-- Start Given information --

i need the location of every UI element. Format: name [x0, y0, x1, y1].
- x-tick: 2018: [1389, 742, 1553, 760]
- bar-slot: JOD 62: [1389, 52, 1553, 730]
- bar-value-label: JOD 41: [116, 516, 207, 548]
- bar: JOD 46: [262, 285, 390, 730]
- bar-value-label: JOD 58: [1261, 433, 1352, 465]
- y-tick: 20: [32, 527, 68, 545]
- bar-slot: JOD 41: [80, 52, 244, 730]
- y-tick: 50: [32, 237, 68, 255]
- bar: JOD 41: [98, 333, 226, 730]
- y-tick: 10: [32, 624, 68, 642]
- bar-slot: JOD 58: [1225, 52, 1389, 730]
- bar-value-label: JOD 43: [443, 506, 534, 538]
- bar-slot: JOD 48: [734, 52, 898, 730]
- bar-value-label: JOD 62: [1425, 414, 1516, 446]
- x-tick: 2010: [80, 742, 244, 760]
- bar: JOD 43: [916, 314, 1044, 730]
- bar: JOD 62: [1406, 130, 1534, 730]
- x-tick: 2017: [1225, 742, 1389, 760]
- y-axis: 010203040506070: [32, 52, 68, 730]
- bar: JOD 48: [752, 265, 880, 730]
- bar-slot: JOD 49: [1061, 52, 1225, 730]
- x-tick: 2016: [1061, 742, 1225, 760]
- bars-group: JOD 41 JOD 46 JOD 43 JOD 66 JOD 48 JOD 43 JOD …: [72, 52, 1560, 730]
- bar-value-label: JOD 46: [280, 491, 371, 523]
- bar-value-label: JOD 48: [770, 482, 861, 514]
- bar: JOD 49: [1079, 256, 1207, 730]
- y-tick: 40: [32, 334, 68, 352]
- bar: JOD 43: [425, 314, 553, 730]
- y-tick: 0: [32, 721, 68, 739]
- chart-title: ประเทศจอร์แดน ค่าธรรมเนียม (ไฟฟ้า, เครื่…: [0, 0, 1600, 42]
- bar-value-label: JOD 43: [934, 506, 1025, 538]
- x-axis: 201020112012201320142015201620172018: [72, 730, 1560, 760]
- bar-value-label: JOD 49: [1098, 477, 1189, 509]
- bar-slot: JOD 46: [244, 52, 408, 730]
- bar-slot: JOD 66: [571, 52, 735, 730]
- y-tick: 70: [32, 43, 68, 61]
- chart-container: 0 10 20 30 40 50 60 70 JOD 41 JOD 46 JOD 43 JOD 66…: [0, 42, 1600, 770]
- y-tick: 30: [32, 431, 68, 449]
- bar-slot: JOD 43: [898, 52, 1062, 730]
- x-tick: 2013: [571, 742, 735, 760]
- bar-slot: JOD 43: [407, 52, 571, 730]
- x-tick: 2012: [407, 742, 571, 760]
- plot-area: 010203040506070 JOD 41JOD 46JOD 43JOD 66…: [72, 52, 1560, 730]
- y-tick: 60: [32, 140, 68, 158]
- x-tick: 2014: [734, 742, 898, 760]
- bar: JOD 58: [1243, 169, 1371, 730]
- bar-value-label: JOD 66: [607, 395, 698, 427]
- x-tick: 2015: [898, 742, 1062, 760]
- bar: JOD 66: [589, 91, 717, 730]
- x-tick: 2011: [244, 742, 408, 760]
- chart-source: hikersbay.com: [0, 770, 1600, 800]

-- End Given information --

▶ Stated task:
Copy the records above exactly as they appear, beginning with the first line and ending with the line that contains "- bar: JOD 46: [262, 285, 390, 730]".

▶ Exercise solution:
i need the location of every UI element. Format: name [x0, y0, x1, y1].
- x-tick: 2018: [1389, 742, 1553, 760]
- bar-slot: JOD 62: [1389, 52, 1553, 730]
- bar-value-label: JOD 41: [116, 516, 207, 548]
- bar: JOD 46: [262, 285, 390, 730]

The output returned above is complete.